Task brief →
Using the data beneath, show every line that includes the word "from".

Entries provided →
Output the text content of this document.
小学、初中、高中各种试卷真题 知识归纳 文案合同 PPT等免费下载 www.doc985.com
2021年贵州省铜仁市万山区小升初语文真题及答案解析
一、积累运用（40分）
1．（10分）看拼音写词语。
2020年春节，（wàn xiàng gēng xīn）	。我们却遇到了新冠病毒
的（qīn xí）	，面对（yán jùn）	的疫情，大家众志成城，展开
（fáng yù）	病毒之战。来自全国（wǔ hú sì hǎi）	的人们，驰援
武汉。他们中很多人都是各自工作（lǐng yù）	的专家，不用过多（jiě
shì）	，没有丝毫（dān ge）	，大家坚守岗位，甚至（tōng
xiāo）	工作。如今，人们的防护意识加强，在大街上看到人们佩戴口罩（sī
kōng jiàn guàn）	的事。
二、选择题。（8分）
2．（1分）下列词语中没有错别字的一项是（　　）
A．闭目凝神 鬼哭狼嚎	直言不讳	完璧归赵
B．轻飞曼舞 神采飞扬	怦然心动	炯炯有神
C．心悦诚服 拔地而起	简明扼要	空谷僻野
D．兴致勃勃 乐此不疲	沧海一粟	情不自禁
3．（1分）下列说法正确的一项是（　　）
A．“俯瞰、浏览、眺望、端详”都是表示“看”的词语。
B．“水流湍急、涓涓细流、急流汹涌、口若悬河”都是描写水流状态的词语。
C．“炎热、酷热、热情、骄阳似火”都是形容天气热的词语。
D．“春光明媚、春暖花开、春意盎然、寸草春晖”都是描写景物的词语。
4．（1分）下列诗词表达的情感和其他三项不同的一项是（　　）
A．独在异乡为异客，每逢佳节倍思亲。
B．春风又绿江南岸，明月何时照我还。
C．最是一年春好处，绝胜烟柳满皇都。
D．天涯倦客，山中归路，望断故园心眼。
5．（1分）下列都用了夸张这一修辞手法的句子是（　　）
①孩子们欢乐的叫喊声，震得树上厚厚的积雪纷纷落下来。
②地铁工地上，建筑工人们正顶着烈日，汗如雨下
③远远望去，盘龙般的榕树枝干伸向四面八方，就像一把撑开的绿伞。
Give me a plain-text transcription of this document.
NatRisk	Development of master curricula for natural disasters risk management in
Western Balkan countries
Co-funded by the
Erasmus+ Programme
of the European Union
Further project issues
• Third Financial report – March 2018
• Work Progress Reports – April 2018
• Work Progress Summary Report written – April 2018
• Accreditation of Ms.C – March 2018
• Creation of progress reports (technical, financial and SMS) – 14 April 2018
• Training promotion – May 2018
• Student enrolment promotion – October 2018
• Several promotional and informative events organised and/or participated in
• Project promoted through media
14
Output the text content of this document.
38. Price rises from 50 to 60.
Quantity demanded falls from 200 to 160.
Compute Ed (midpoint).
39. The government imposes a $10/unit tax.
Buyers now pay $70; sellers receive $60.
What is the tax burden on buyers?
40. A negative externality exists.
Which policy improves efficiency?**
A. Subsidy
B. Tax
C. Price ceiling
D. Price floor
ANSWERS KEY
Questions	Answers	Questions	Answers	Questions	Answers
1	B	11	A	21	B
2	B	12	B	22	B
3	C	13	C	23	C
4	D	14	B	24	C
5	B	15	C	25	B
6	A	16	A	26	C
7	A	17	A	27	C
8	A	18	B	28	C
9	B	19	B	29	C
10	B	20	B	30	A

Written answer →
38. Price rises from 50 to 60.
Quantity demanded falls from 200 to 160.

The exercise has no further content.